> [Element and coordinate records]:
• • • •
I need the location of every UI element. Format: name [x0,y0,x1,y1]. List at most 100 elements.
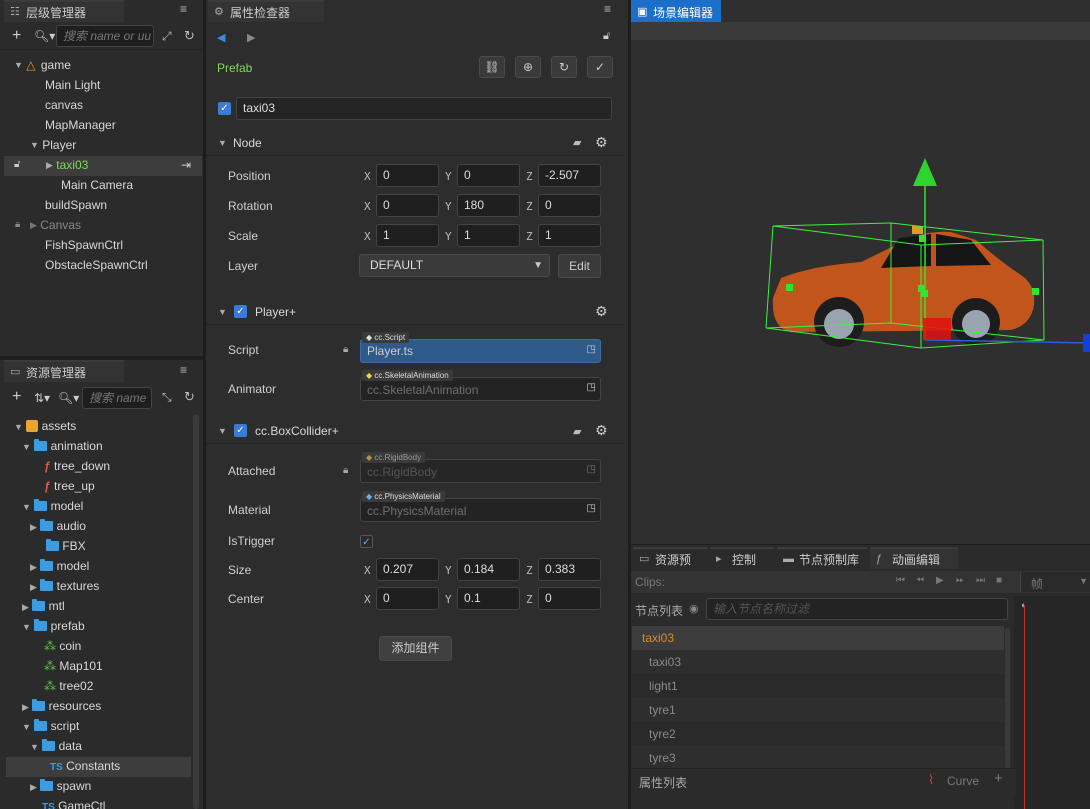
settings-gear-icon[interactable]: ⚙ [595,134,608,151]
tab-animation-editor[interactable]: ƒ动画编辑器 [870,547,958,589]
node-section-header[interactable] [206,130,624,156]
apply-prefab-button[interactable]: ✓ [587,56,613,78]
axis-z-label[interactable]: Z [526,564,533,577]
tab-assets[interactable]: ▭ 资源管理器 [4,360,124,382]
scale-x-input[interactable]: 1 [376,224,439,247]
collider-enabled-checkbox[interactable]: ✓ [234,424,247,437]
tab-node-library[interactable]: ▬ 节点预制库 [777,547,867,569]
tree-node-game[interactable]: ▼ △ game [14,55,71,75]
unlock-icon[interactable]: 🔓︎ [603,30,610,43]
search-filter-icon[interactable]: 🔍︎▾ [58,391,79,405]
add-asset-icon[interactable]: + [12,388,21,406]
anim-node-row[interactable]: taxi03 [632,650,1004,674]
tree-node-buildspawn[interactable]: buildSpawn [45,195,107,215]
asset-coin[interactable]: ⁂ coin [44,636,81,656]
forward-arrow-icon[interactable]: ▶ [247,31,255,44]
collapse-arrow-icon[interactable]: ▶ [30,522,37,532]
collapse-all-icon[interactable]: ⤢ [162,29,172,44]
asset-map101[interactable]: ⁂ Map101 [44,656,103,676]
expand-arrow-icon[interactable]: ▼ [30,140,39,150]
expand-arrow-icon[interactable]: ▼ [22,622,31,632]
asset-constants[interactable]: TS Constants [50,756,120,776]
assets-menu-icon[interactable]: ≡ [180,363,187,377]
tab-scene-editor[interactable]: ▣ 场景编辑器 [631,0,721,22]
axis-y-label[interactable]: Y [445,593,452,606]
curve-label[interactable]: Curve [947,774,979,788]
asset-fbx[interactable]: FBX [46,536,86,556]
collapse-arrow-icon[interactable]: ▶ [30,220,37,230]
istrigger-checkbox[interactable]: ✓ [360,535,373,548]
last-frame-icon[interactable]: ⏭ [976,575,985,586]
• • • •
> [Problem to work on]: Can you reproduce every row above character for character, leaving out the picture lines?

> [Complete response]:
I need the location of every UI element. Format: name [x0,y0,x1,y1]. List at most 100 elements.
settings-gear-icon[interactable]: ⚙ [595,134,608,151]
tab-animation-editor[interactable]: ƒ动画编辑器 [870,547,958,589]
node-section-header[interactable] [206,130,624,156]
apply-prefab-button[interactable]: ✓ [587,56,613,78]
axis-z-label[interactable]: Z [526,564,533,577]
tab-assets[interactable]: ▭ 资源管理器 [4,360,124,382]
scale-x-input[interactable]: 1 [376,224,439,247]
collider-enabled-checkbox[interactable]: ✓ [234,424,247,437]
tab-node-library[interactable]: ▬ 节点预制库 [777,547,867,569]
tree-node-game[interactable]: ▼ △ game [14,55,71,75]
unlock-icon[interactable]: 🔓︎ [603,30,610,43]
search-filter-icon[interactable]: 🔍︎▾ [58,391,79,405]
add-asset-icon[interactable]: + [12,388,21,406]
anim-node-row[interactable]: taxi03 [632,650,1004,674]
tree-node-buildspawn[interactable]: buildSpawn [45,195,107,215]
asset-coin[interactable]: ⁂ coin [44,636,81,656]
forward-arrow-icon[interactable]: ▶ [247,31,255,44]
collapse-arrow-icon[interactable]: ▶ [30,522,37,532]
collapse-all-icon[interactable]: ⤢ [162,29,172,44]
asset-map101[interactable]: ⁂ Map101 [44,656,103,676]
expand-arrow-icon[interactable]: ▼ [30,140,39,150]
expand-arrow-icon[interactable]: ▼ [22,622,31,632]
asset-constants[interactable]: TS Constants [50,756,120,776]
assets-menu-icon[interactable]: ≡ [180,363,187,377]
tab-scene-editor[interactable]: ▣ 场景编辑器 [631,0,721,22]
axis-y-label[interactable]: Y [445,593,452,606]
curve-label[interactable]: Curve [947,774,979,788]
asset-fbx[interactable]: FBX [46,536,86,556]
collapse-arrow-icon[interactable]: ▶ [30,220,37,230]
istrigger-checkbox[interactable]: ✓ [360,535,373,548]
last-frame-icon[interactable]: ⏭ [976,575,985,586]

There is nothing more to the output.